═════ Raw data
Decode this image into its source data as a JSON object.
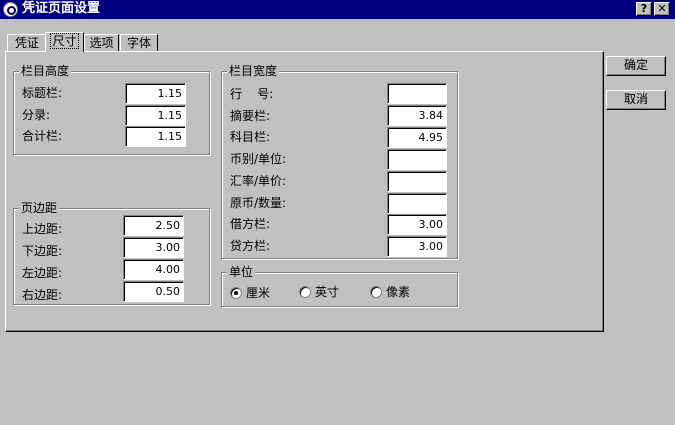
{
  "window": {
    "title": "凭证页面设置",
    "help_label": "?",
    "close_label": "✕"
  },
  "tabs": [
    {
      "label": "凭证",
      "active": false
    },
    {
      "label": "尺寸",
      "active": true
    },
    {
      "label": "选项",
      "active": false
    },
    {
      "label": "字体",
      "active": false
    }
  ],
  "row_height": {
    "title": "栏目高度",
    "fields": [
      {
        "label": "标题栏:",
        "value": "1.15"
      },
      {
        "label": "分录:",
        "value": "1.15"
      },
      {
        "label": "合计栏:",
        "value": "1.15"
      }
    ]
  },
  "margins": {
    "title": "页边距",
    "fields": [
      {
        "label": "上边距:",
        "value": "2.50"
      },
      {
        "label": "下边距:",
        "value": "3.00"
      },
      {
        "label": "左边距:",
        "value": "4.00"
      },
      {
        "label": "右边距:",
        "value": "0.50"
      }
    ]
  },
  "col_width": {
    "title": "栏目宽度",
    "fields": [
      {
        "label": "行    号:",
        "value": ""
      },
      {
        "label": "摘要栏:",
        "value": "3.84"
      },
      {
        "label": "科目栏:",
        "value": "4.95"
      },
      {
        "label": "币别/单位:",
        "value": ""
      },
      {
        "label": "汇率/单价:",
        "value": ""
      },
      {
        "label": "原币/数量:",
        "value": ""
      },
      {
        "label": "借方栏:",
        "value": "3.00"
      },
      {
        "label": "贷方栏:",
        "value": "3.00"
      }
    ]
  },
  "units": {
    "title": "单位",
    "options": [
      {
        "label": "厘米",
        "checked": true
      },
      {
        "label": "英寸",
        "checked": false
      },
      {
        "label": "像素",
        "checked": false
      }
    ]
  },
  "buttons": {
    "ok": "确定",
    "cancel": "取消"
  }
}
══════════
== Instructions for the task ==
Output the full set of records above without changing a word, and drop the images.

== Problem solution ==
Decode this image into its source data as a JSON object.
{
  "window": {
    "title": "凭证页面设置",
    "help_label": "?",
    "close_label": "✕"
  },
  "tabs": [
    {
      "label": "凭证",
      "active": false
    },
    {
      "label": "尺寸",
      "active": true
    },
    {
      "label": "选项",
      "active": false
    },
    {
      "label": "字体",
      "active": false
    }
  ],
  "row_height": {
    "title": "栏目高度",
    "fields": [
      {
        "label": "标题栏:",
        "value": "1.15"
      },
      {
        "label": "分录:",
        "value": "1.15"
      },
      {
        "label": "合计栏:",
        "value": "1.15"
      }
    ]
  },
  "margins": {
    "title": "页边距",
    "fields": [
      {
        "label": "上边距:",
        "value": "2.50"
      },
      {
        "label": "下边距:",
        "value": "3.00"
      },
      {
        "label": "左边距:",
        "value": "4.00"
      },
      {
        "label": "右边距:",
        "value": "0.50"
      }
    ]
  },
  "col_width": {
    "title": "栏目宽度",
    "fields": [
      {
        "label": "行    号:",
        "value": ""
      },
      {
        "label": "摘要栏:",
        "value": "3.84"
      },
      {
        "label": "科目栏:",
        "value": "4.95"
      },
      {
        "label": "币别/单位:",
        "value": ""
      },
      {
        "label": "汇率/单价:",
        "value": ""
      },
      {
        "label": "原币/数量:",
        "value": ""
      },
      {
        "label": "借方栏:",
        "value": "3.00"
      },
      {
        "label": "贷方栏:",
        "value": "3.00"
      }
    ]
  },
  "units": {
    "title": "单位",
    "options": [
      {
        "label": "厘米",
        "checked": true
      },
      {
        "label": "英寸",
        "checked": false
      },
      {
        "label": "像素",
        "checked": false
      }
    ]
  },
  "buttons": {
    "ok": "确定",
    "cancel": "取消"
  }
}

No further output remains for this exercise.